* Set task: The listing below must be repeated word for word, with its images excluded.

* Records to use:
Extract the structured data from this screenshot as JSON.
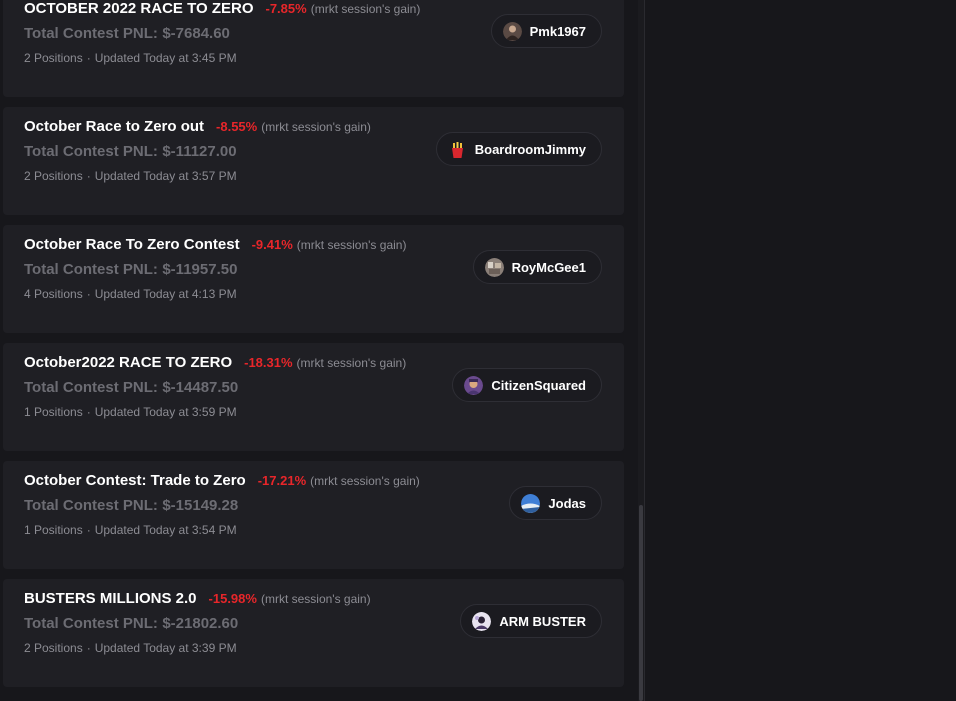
{
  "gain_suffix": "(mrkt session's gain)",
  "pnl_label": "Total Contest PNL:",
  "cards": [
    {
      "title": "OCTOBER 2022 RACE TO ZERO",
      "pct": "-7.85%",
      "pnl": "$-7684.60",
      "positions": "2 Positions",
      "updated": "Updated Today at 3:45 PM",
      "user": "Pmk1967",
      "avatar_icon": "user-avatar-icon"
    },
    {
      "title": "October Race to Zero out",
      "pct": "-8.55%",
      "pnl": "$-11127.00",
      "positions": "2 Positions",
      "updated": "Updated Today at 3:57 PM",
      "user": "BoardroomJimmy",
      "avatar_icon": "fries-avatar-icon"
    },
    {
      "title": "October Race To Zero Contest",
      "pct": "-9.41%",
      "pnl": "$-11957.50",
      "positions": "4 Positions",
      "updated": "Updated Today at 4:13 PM",
      "user": "RoyMcGee1",
      "avatar_icon": "user-avatar-icon"
    },
    {
      "title": "October2022 RACE TO ZERO",
      "pct": "-18.31%",
      "pnl": "$-14487.50",
      "positions": "1 Positions",
      "updated": "Updated Today at 3:59 PM",
      "user": "CitizenSquared",
      "avatar_icon": "user-avatar-icon"
    },
    {
      "title": "October Contest: Trade to Zero",
      "pct": "-17.21%",
      "pnl": "$-15149.28",
      "positions": "1 Positions",
      "updated": "Updated Today at 3:54 PM",
      "user": "Jodas",
      "avatar_icon": "landscape-avatar-icon"
    },
    {
      "title": "BUSTERS MILLIONS 2.0",
      "pct": "-15.98%",
      "pnl": "$-21802.60",
      "positions": "2 Positions",
      "updated": "Updated Today at 3:39 PM",
      "user": "ARM BUSTER",
      "avatar_icon": "user-avatar-icon"
    }
  ],
  "colors": {
    "negative": "#e8262a",
    "card_bg": "#1f1f24",
    "page_bg": "#17171b"
  }
}
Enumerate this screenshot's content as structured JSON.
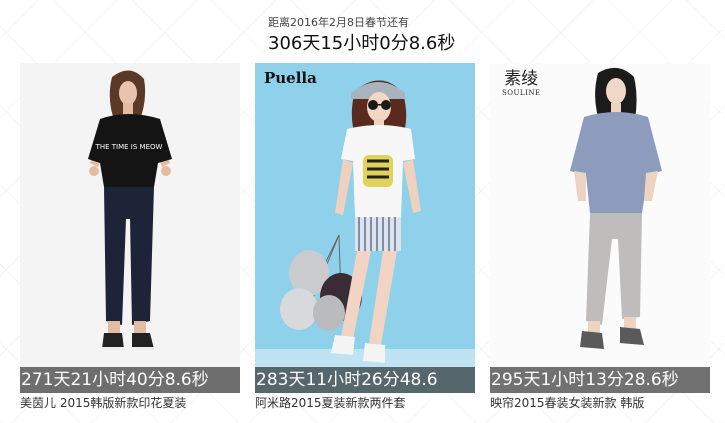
{
  "countdown": {
    "caption": "距离2016年2月8日春节还有",
    "remaining": "306天15小时0分8.6秒"
  },
  "products": [
    {
      "timer": "271天21小时40分8.6秒",
      "title": "美茵儿 2015韩版新款印花夏装",
      "shirt_text": "THE TIME IS MEOW"
    },
    {
      "brand": "Puella",
      "timer": "283天11小时26分48.6",
      "title": "阿米路2015夏装新款两件套"
    },
    {
      "brand_cn": "素绫",
      "brand_en": "SOULINE",
      "timer": "295天1小时13分28.6秒",
      "title": "映帘2015春装女装新款 韩版"
    }
  ],
  "colors": {
    "timer_overlay": "#000000",
    "background": "#ffffff",
    "sky_blue": "#8fd0ea"
  }
}
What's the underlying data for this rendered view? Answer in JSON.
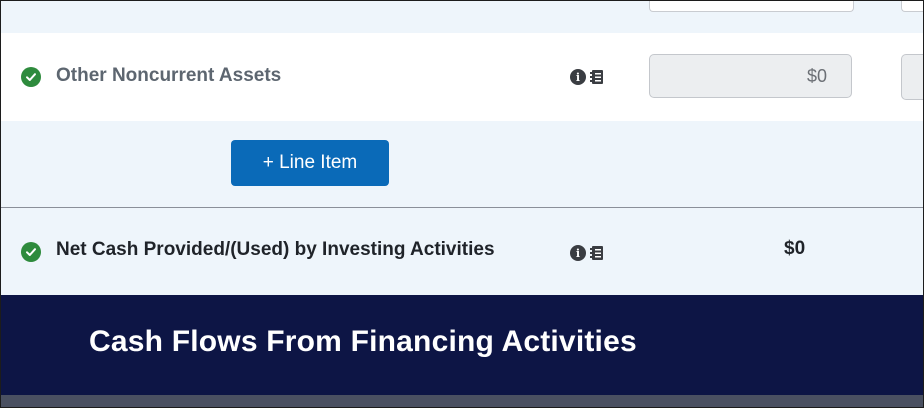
{
  "rows": {
    "other_noncurrent_assets": {
      "label": "Other Noncurrent Assets",
      "value": "$0",
      "status": "complete"
    },
    "add_line": {
      "button_label": "+ Line Item"
    },
    "net_investing": {
      "label": "Net Cash Provided/(Used) by Investing Activities",
      "value": "$0",
      "status": "complete"
    }
  },
  "section_header": {
    "title": "Cash Flows From Financing Activities"
  },
  "icons": {
    "status": "check-circle-icon",
    "info": "info-icon",
    "notes": "notes-icon"
  },
  "colors": {
    "check_green": "#2e8b3d",
    "button_blue": "#0a6ab8",
    "header_navy": "#0d1545",
    "row_tint": "#eef5fb"
  }
}
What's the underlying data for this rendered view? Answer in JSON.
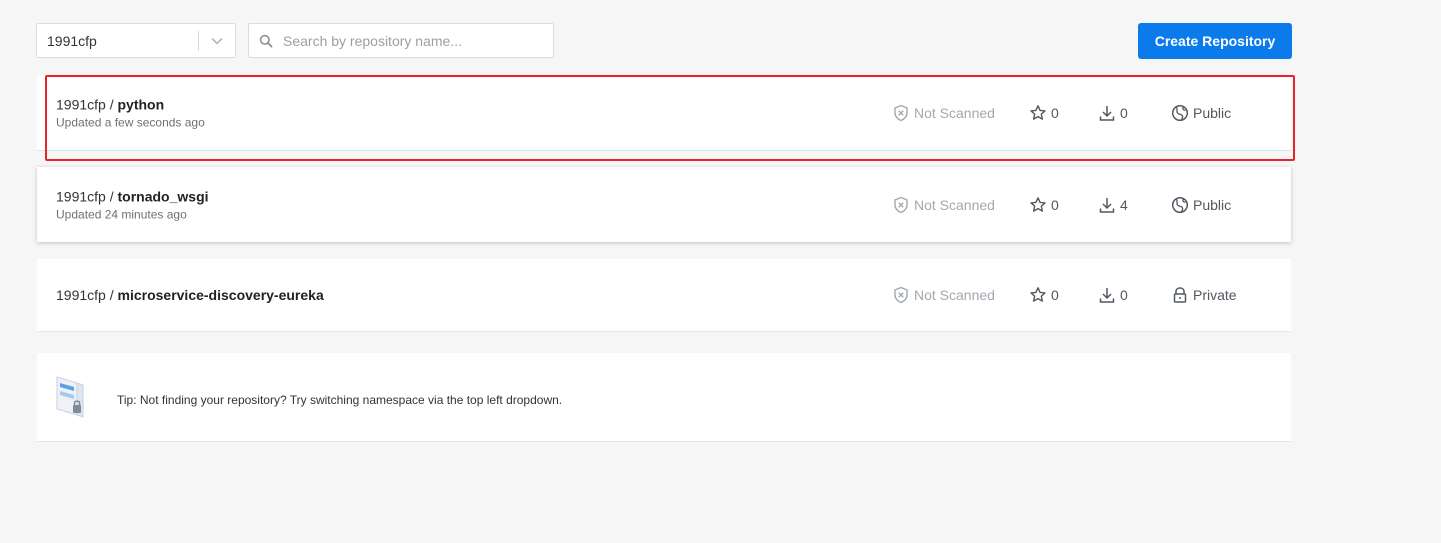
{
  "toolbar": {
    "namespace": "1991cfp",
    "search_placeholder": "Search by repository name...",
    "create_label": "Create Repository"
  },
  "repos": [
    {
      "namespace": "1991cfp",
      "name": "python",
      "updated": "Updated a few seconds ago",
      "scan": "Not Scanned",
      "stars": "0",
      "pulls": "0",
      "visibility": "Public",
      "highlighted": true
    },
    {
      "namespace": "1991cfp",
      "name": "tornado_wsgi",
      "updated": "Updated 24 minutes ago",
      "scan": "Not Scanned",
      "stars": "0",
      "pulls": "4",
      "visibility": "Public"
    },
    {
      "namespace": "1991cfp",
      "name": "microservice-discovery-eureka",
      "updated": "",
      "scan": "Not Scanned",
      "stars": "0",
      "pulls": "0",
      "visibility": "Private"
    }
  ],
  "tip": {
    "text": "Tip: Not finding your repository? Try switching namespace via the top left dropdown."
  },
  "colors": {
    "accent": "#0b7bec",
    "highlight": "#e8232a",
    "background": "#f6f6f6"
  }
}
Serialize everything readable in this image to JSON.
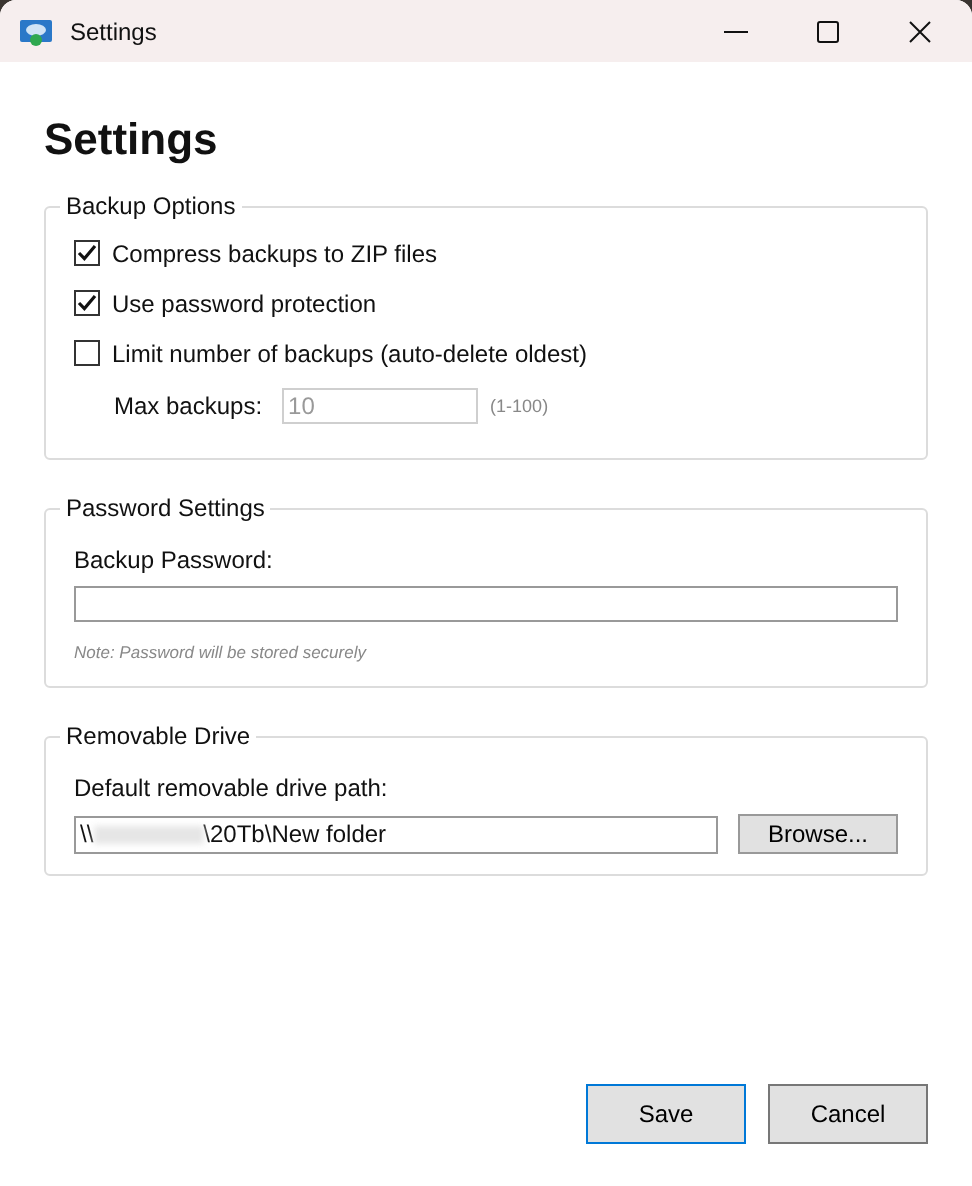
{
  "window": {
    "title": "Settings"
  },
  "heading": "Settings",
  "backup_options": {
    "title": "Backup Options",
    "checkboxes": [
      {
        "label": "Compress backups to ZIP files",
        "checked": true
      },
      {
        "label": "Use password protection",
        "checked": true
      },
      {
        "label": "Limit number of backups (auto-delete oldest)",
        "checked": false
      }
    ],
    "max_backups": {
      "label": "Max backups:",
      "value": "10",
      "disabled": true,
      "hint": "(1-100)"
    }
  },
  "password_settings": {
    "title": "Password Settings",
    "label": "Backup Password:",
    "note": "Note: Password will be stored securely"
  },
  "removable_drive": {
    "title": "Removable Drive",
    "label": "Default removable drive path:",
    "path_start": "\\\\",
    "path_end": "\\20Tb\\New folder",
    "browse": "Browse..."
  },
  "buttons": [
    {
      "label": "Save",
      "selected": true
    },
    {
      "label": "Cancel",
      "selected": false
    }
  ]
}
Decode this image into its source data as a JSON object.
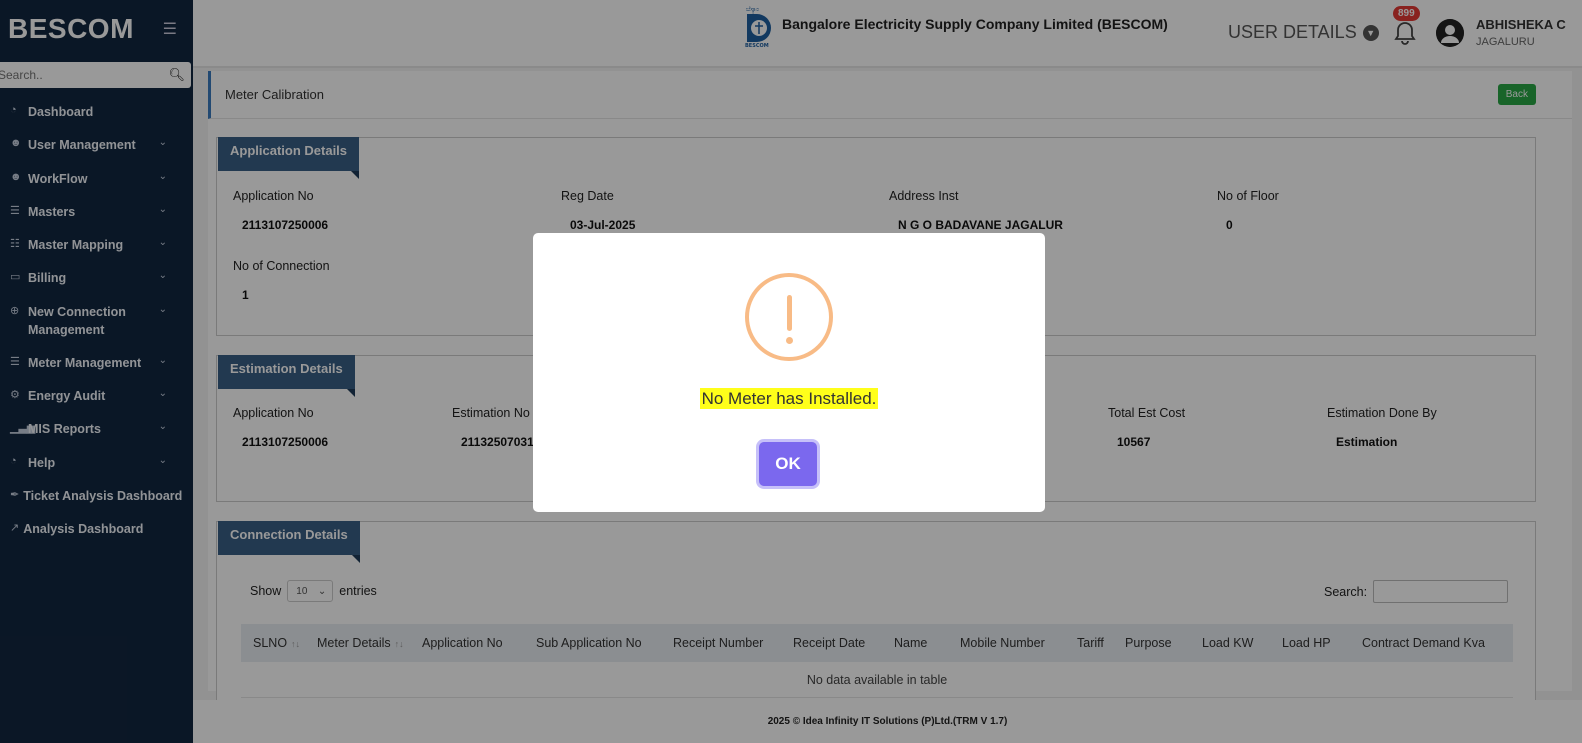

* Right answer:
Extract the structured data from this screenshot as JSON.
{
  "gain_suffix": "(mrkt session's gain)",
  "pnl_label": "Total Contest PNL:",
  "cards": [
    {
      "title": "OCTOBER 2022 RACE TO ZERO",
      "pct": "-7.85%",
      "pnl": "$-7684.60",
      "positions": "2 Positions",
      "updated": "Updated Today at 3:45 PM",
      "user": "Pmk1967",
      "avatar_icon": "user-avatar-icon"
    },
    {
      "title": "October Race to Zero out",
      "pct": "-8.55%",
      "pnl": "$-11127.00",
      "positions": "2 Positions",
      "updated": "Updated Today at 3:57 PM",
      "user": "BoardroomJimmy",
      "avatar_icon": "fries-avatar-icon"
    },
    {
      "title": "October Race To Zero Contest",
      "pct": "-9.41%",
      "pnl": "$-11957.50",
      "positions": "4 Positions",
      "updated": "Updated Today at 4:13 PM",
      "user": "RoyMcGee1",
      "avatar_icon": "user-avatar-icon"
    },
    {
      "title": "October2022 RACE TO ZERO",
      "pct": "-18.31%",
      "pnl": "$-14487.50",
      "positions": "1 Positions",
      "updated": "Updated Today at 3:59 PM",
      "user": "CitizenSquared",
      "avatar_icon": "user-avatar-icon"
    },
    {
      "title": "October Contest: Trade to Zero",
      "pct": "-17.21%",
      "pnl": "$-15149.28",
      "positions": "1 Positions",
      "updated": "Updated Today at 3:54 PM",
      "user": "Jodas",
      "avatar_icon": "landscape-avatar-icon"
    },
    {
      "title": "BUSTERS MILLIONS 2.0",
      "pct": "-15.98%",
      "pnl": "$-21802.60",
      "positions": "2 Positions",
      "updated": "Updated Today at 3:39 PM",
      "user": "ARM BUSTER",
      "avatar_icon": "user-avatar-icon"
    }
  ],
  "colors": {
    "negative": "#e8262a",
    "card_bg": "#1f1f24",
    "page_bg": "#17171b"
  }
}
Enumerate this screenshot's content as structured JSON.
{
  "countdown": {
    "caption": "距离2016年2月8日春节还有",
    "remaining": "306天15小时0分8.6秒"
  },
  "products": [
    {
      "timer": "271天21小时40分8.6秒",
      "title": "美茵儿 2015韩版新款印花夏装",
      "shirt_text": "THE TIME IS MEOW"
    },
    {
      "brand": "Puella",
      "timer": "283天11小时26分48.6",
      "title": "阿米路2015夏装新款两件套"
    },
    {
      "brand_cn": "素绫",
      "brand_en": "SOULINE",
      "timer": "295天1小时13分28.6秒",
      "title": "映帘2015春装女装新款 韩版"
    }
  ],
  "colors": {
    "timer_overlay": "#000000",
    "background": "#ffffff",
    "sky_blue": "#8fd0ea"
  }
}
What's the underlying data for this rendered view? Answer in JSON.
{
  "rows": {
    "other_noncurrent_assets": {
      "label": "Other Noncurrent Assets",
      "value": "$0",
      "status": "complete"
    },
    "add_line": {
      "button_label": "+ Line Item"
    },
    "net_investing": {
      "label": "Net Cash Provided/(Used) by Investing Activities",
      "value": "$0",
      "status": "complete"
    }
  },
  "section_header": {
    "title": "Cash Flows From Financing Activities"
  },
  "icons": {
    "status": "check-circle-icon",
    "info": "info-icon",
    "notes": "notes-icon"
  },
  "colors": {
    "check_green": "#2e8b3d",
    "button_blue": "#0a6ab8",
    "header_navy": "#0d1545",
    "row_tint": "#eef5fb"
  }
}
What's the underlying data for this rendered view? Answer in JSON.
{
  "toolbar": {
    "namespace": "1991cfp",
    "search_placeholder": "Search by repository name...",
    "create_label": "Create Repository"
  },
  "repos": [
    {
      "namespace": "1991cfp",
      "name": "python",
      "updated": "Updated a few seconds ago",
      "scan": "Not Scanned",
      "stars": "0",
      "pulls": "0",
      "visibility": "Public",
      "highlighted": true
    },
    {
      "namespace": "1991cfp",
      "name": "tornado_wsgi",
      "updated": "Updated 24 minutes ago",
      "scan": "Not Scanned",
      "stars": "0",
      "pulls": "4",
      "visibility": "Public"
    },
    {
      "namespace": "1991cfp",
      "name": "microservice-discovery-eureka",
      "updated": "",
      "scan": "Not Scanned",
      "stars": "0",
      "pulls": "0",
      "visibility": "Private"
    }
  ],
  "tip": {
    "text": "Tip: Not finding your repository? Try switching namespace via the top left dropdown."
  },
  "colors": {
    "accent": "#0b7bec",
    "highlight": "#e8232a",
    "background": "#f6f6f6"
  }
}
Serialize everything readable in this image to JSON.
{
  "window": {
    "title": "Settings"
  },
  "heading": "Settings",
  "backup_options": {
    "title": "Backup Options",
    "checkboxes": [
      {
        "label": "Compress backups to ZIP files",
        "checked": true
      },
      {
        "label": "Use password protection",
        "checked": true
      },
      {
        "label": "Limit number of backups (auto-delete oldest)",
        "checked": false
      }
    ],
    "max_backups": {
      "label": "Max backups:",
      "value": "10",
      "disabled": true,
      "hint": "(1-100)"
    }
  },
  "password_settings": {
    "title": "Password Settings",
    "label": "Backup Password:",
    "note": "Note: Password will be stored securely"
  },
  "removable_drive": {
    "title": "Removable Drive",
    "label": "Default removable drive path:",
    "path_start": "\\\\",
    "path_end": "\\20Tb\\New folder",
    "browse": "Browse..."
  },
  "buttons": [
    {
      "label": "Save",
      "selected": true
    },
    {
      "label": "Cancel",
      "selected": false
    }
  ]
}
Decode this image into its source data as a JSON object.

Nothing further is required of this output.